__Work instructions__:
1 – In the Tere Liye page, who edited the film?
2 – Does each statement agree with the Tere Liye page? (a) The film runs 138 minutes. (b) The film's music is by Sunil Patel. (c) In the plot, the workers at a film studio form a music band. Answer yes or no for each and quote the words that decide it.
3 – Print the stretch of the Tere Liye page from "Tere Liye is" through "in turbulent times.".

__Page excerpt__:

- Directed by: Sanjay Gadhvi
- Screenplay by: Abbas Tyrewala; Anant Balani;
- Produced by: Devang Dholakia
- Starring: Arjun Punj; Shilpa Saklani; Bhavna Pani; Hiten Paintal; Sonali Khare; Neelu Kohli; Pankit Thakker; Imran Ahmed Khan;
- Cinematography: Sunil Patel
- Edited by: Rajkumar Hirani
- Music by: Jeet-Pritam
- Production company: Zee Telefilms
- Release date: 14 December 2001;
- Running time: 138 minutes
- Country: India
- Language: Hindi

= Tere Liye (film) =

Tere Liye is a 2001 Indian Hindi-language coming of age film directed by Sanjay Gadhvi. The film was released on 14 December 2001.

==Plot==

The teenage children of various workers at a film studio form a music band and struggle to stick together in turbulent times.

__Supplied records__:

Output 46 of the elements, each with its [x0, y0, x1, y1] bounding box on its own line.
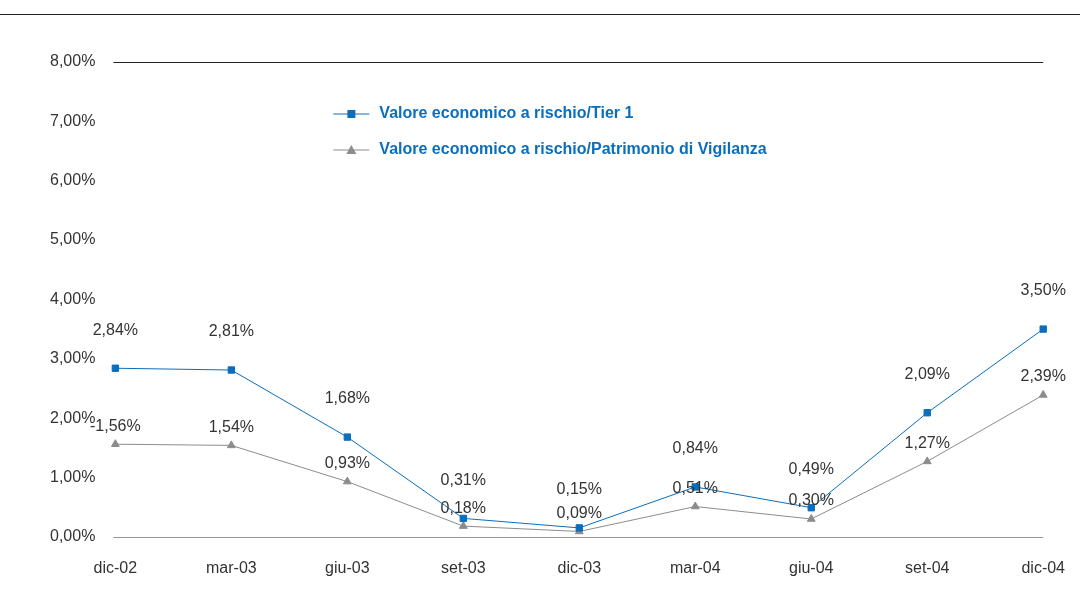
y-tick-label: 0,00% [49, 527, 96, 545]
x-tick-label: dic-03 [557, 558, 602, 576]
point [343, 433, 352, 441]
data-label: 0,09% [556, 503, 602, 521]
data-label: 0,31% [440, 470, 486, 488]
y-tick-label: 6,00% [49, 171, 96, 189]
x-tick-label: giu-03 [325, 558, 370, 576]
data-label: 1,68% [324, 389, 371, 407]
y-tick-label: 3,00% [49, 349, 96, 367]
x-tick-label: dic-02 [93, 558, 138, 576]
point [226, 440, 236, 449]
x-tick-label: dic-04 [1021, 558, 1066, 576]
point [806, 514, 816, 522]
y-tick-label: 4,00% [49, 289, 96, 307]
x-tick-label: mar-03 [206, 558, 257, 576]
x-tick-label: set-03 [441, 558, 486, 576]
point [690, 501, 700, 510]
x-tick-label: set-04 [905, 558, 950, 576]
data-label: 0,49% [788, 460, 834, 478]
legend-label: Valore economico a rischio/Tier 1 [379, 104, 634, 122]
x-tick-label: mar-04 [669, 558, 721, 576]
point [227, 366, 236, 374]
data-label: 2,39% [1020, 367, 1066, 385]
y-tick-label: 7,00% [49, 111, 96, 129]
y-tick-label: 5,00% [49, 230, 96, 248]
point [342, 476, 352, 485]
data-label: 1,27% [904, 433, 950, 451]
data-label: 2,81% [208, 322, 255, 340]
legend-label: Valore economico a rischio/Patrimonio di Vigilanza [379, 140, 767, 158]
data-label: 2,84% [92, 320, 139, 338]
data-label: 0,15% [556, 480, 602, 498]
data-label: 1,54% [208, 417, 255, 435]
x-tick-label: giu-04 [789, 558, 834, 576]
point [1039, 325, 1047, 333]
point [458, 521, 468, 529]
point [110, 439, 120, 447]
point [111, 364, 120, 372]
data-label: 2,09% [904, 365, 950, 383]
data-label: 0,84% [672, 439, 718, 457]
point [923, 409, 931, 417]
data-label: 3,50% [1020, 281, 1066, 299]
y-tick-label: 1,00% [49, 467, 96, 485]
data-label: 0,93% [324, 454, 371, 472]
point [922, 456, 932, 465]
y-tick-label: 8,00% [49, 52, 96, 70]
point [1038, 389, 1048, 398]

__Set of answers__:
1 – Rajkumar Hirani

2 –
(a) Yes: "Running time: 138 minutes"
(b) No: "Music by: Jeet-Pritam"
(c) No: "The teenage children of various workers at a film studio form a music band"

3 –
Tere Liye is a 2001 Indian Hindi-language coming of age film directed by Sanjay Gadhvi. The film was released on 14 December 2001.

==Plot==

The teenage children of various workers at a film studio form a music band and struggle to stick together in turbulent times.